GIVEN EXERCISE: Arrange the lines of the listing as a numbered list, starting at the beginning of the listing and ending at the line that contains "series-line (243, 243, 647, 645)", with both ends included and blank lines omitted.

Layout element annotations
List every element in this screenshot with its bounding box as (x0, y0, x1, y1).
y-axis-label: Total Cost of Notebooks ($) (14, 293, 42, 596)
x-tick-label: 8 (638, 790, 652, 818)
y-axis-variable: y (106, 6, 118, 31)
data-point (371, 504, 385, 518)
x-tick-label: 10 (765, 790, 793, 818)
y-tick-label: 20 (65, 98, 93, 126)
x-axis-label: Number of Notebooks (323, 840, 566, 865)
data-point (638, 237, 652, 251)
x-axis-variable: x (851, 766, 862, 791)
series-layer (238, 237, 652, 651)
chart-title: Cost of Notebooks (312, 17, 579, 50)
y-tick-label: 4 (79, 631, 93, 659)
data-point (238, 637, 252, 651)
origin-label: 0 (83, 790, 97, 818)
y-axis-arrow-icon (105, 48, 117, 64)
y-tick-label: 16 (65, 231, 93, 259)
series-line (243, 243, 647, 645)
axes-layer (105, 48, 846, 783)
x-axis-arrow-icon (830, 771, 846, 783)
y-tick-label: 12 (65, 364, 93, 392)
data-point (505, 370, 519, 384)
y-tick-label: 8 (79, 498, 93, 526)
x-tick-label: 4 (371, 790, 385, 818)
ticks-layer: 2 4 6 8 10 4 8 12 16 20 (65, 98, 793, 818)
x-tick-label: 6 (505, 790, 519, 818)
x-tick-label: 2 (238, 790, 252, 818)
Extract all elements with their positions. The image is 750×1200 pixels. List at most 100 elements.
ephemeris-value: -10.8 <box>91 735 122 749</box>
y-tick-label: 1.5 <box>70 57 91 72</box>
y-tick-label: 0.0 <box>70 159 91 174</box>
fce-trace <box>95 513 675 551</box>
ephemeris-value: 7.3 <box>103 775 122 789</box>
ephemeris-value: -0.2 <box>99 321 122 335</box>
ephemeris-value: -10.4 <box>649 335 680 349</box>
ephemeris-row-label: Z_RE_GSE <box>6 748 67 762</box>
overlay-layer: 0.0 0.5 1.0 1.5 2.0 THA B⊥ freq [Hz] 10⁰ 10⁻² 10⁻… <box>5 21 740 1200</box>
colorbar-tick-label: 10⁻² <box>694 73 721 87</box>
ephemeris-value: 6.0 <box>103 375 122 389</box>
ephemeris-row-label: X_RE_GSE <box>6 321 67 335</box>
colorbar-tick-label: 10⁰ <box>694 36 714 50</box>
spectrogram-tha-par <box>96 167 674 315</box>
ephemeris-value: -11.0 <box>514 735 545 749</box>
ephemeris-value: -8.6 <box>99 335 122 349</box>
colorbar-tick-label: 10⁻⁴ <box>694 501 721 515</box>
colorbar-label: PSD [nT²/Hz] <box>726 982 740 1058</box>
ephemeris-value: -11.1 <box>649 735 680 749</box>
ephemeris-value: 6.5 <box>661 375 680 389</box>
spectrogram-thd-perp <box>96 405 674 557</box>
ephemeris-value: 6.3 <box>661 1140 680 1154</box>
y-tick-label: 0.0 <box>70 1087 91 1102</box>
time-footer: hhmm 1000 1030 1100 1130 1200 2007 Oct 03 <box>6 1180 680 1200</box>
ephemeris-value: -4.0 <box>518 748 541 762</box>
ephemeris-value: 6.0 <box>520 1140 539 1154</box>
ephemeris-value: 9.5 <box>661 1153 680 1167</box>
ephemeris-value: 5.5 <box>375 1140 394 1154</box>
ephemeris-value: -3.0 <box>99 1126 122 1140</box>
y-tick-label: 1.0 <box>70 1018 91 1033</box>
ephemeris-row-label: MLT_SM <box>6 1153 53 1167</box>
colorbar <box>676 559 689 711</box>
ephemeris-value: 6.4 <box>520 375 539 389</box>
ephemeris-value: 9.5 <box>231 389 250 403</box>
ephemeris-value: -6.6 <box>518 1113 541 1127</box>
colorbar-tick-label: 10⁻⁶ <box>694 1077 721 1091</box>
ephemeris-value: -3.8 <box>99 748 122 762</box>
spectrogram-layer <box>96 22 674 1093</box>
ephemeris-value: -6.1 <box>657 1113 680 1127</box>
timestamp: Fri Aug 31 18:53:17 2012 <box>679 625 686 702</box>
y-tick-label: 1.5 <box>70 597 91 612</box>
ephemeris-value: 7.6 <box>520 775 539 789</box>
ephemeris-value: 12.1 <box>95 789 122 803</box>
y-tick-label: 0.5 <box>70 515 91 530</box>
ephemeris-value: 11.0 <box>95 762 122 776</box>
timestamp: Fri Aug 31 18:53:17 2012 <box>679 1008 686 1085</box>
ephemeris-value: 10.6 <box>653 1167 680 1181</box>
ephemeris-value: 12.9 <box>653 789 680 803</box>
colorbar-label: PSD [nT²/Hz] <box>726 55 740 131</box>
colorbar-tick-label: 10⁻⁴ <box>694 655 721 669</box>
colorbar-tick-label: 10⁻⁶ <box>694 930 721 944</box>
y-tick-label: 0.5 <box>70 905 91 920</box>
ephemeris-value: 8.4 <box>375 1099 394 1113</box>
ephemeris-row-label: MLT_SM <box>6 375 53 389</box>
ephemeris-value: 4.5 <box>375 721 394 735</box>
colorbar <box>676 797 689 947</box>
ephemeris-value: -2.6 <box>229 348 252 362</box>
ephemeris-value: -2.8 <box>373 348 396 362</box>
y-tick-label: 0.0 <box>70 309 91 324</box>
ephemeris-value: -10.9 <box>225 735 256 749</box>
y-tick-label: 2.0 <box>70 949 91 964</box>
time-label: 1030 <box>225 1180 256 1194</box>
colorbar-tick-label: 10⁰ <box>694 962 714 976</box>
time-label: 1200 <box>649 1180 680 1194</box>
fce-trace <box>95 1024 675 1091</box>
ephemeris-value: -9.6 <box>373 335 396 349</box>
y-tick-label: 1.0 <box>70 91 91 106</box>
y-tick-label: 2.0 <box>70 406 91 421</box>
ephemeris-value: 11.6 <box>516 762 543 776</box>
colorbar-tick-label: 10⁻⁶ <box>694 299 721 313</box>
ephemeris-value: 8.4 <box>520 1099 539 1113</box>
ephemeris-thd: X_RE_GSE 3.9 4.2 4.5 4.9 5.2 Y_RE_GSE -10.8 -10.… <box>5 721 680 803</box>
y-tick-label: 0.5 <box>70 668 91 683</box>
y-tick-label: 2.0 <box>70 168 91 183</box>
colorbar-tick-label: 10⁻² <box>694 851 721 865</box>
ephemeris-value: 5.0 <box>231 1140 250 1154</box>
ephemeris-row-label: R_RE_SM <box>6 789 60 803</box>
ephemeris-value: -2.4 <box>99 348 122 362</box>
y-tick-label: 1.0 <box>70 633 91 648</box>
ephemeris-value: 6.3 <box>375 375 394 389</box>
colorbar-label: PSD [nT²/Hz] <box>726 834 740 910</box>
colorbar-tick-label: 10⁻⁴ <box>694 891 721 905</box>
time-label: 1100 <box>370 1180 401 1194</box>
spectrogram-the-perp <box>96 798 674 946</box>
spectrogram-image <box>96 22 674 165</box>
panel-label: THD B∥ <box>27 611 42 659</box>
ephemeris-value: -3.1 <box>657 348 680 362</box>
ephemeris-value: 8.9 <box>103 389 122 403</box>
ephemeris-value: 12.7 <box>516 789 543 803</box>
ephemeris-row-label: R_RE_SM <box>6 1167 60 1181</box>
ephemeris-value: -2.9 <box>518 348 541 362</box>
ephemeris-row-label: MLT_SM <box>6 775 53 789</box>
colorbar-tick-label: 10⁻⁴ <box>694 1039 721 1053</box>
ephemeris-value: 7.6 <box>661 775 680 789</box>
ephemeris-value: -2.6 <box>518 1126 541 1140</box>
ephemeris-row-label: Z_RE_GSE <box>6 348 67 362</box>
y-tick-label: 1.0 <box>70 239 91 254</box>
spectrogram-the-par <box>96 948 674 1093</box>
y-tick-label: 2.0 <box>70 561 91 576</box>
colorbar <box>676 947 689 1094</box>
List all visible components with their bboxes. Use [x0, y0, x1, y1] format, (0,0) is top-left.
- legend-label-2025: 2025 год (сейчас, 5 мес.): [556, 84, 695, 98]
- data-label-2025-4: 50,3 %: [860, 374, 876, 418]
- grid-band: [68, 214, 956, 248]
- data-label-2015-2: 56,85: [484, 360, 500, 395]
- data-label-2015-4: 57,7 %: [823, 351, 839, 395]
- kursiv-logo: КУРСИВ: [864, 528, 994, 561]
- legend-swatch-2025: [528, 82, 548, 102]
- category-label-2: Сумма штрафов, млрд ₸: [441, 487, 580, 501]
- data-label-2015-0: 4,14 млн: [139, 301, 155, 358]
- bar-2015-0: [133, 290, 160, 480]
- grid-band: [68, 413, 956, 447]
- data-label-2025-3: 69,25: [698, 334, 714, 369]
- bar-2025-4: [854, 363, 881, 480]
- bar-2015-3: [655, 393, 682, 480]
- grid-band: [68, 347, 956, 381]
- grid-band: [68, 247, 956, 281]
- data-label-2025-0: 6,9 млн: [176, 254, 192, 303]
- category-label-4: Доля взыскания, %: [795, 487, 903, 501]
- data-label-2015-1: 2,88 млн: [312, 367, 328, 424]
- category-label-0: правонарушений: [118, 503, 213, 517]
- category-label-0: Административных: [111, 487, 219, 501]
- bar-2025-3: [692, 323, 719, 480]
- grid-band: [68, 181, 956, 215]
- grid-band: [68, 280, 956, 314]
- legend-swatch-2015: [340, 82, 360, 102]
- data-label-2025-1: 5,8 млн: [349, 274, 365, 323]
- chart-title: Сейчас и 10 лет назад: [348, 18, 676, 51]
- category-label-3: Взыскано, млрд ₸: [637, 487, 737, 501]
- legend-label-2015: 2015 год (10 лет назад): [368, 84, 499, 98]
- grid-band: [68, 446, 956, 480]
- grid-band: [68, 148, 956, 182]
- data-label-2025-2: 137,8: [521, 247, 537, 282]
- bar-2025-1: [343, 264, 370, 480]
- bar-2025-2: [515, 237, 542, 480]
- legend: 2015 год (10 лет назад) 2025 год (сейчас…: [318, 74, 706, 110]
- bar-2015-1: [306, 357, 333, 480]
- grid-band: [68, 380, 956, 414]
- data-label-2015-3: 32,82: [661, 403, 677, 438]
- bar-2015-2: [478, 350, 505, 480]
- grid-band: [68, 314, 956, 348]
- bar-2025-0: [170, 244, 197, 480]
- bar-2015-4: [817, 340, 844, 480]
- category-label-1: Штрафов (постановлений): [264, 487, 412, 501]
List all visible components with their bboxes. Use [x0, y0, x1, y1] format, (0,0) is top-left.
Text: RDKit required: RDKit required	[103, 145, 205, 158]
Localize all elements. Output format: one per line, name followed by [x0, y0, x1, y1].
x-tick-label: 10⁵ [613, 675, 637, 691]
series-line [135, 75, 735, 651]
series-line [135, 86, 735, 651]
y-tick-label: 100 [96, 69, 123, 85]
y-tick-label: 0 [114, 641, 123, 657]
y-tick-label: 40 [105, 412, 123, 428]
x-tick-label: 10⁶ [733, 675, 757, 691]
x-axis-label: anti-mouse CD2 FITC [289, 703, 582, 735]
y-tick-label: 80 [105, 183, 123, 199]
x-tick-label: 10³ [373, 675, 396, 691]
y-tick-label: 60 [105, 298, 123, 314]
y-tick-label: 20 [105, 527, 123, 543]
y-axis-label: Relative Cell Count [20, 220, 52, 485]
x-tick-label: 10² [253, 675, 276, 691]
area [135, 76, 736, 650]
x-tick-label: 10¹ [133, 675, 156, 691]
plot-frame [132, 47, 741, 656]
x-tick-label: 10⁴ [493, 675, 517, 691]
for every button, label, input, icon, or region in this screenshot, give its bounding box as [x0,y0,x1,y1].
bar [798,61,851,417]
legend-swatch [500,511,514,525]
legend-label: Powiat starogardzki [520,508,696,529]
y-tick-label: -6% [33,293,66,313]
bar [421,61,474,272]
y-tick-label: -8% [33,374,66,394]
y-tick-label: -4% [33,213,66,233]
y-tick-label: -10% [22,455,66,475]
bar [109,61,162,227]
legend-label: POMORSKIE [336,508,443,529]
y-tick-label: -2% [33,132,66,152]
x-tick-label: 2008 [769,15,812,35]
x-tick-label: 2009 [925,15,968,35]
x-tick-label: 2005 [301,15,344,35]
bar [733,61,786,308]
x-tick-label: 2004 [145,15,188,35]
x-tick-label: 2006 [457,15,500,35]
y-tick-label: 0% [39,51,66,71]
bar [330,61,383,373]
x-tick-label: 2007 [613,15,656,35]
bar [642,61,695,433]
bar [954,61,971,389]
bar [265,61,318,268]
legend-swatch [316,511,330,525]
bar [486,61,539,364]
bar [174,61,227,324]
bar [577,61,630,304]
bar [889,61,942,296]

TASK RESULT:
1. List every element in this screenshot with its bounding box as (x0, y0, x1, y1).
2. y-axis-label: Total Cost of Notebooks ($) (14, 293, 42, 596)
3. x-tick-label: 8 (638, 790, 652, 818)
4. y-axis-variable: y (106, 6, 118, 31)
5. data-point (371, 504, 385, 518)
6. x-tick-label: 10 (765, 790, 793, 818)
7. y-tick-label: 20 (65, 98, 93, 126)
8. x-axis-label: Number of Notebooks (323, 840, 566, 865)
9. data-point (638, 237, 652, 251)
10. x-axis-variable: x (851, 766, 862, 791)
11. series-layer (238, 237, 652, 651)
12. chart-title: Cost of Notebooks (312, 17, 579, 50)
13. y-tick-label: 4 (79, 631, 93, 659)
14. data-point (238, 637, 252, 651)
15. origin-label: 0 (83, 790, 97, 818)
16. y-axis-arrow-icon (105, 48, 117, 64)
17. y-tick-label: 16 (65, 231, 93, 259)
18. series-line (243, 243, 647, 645)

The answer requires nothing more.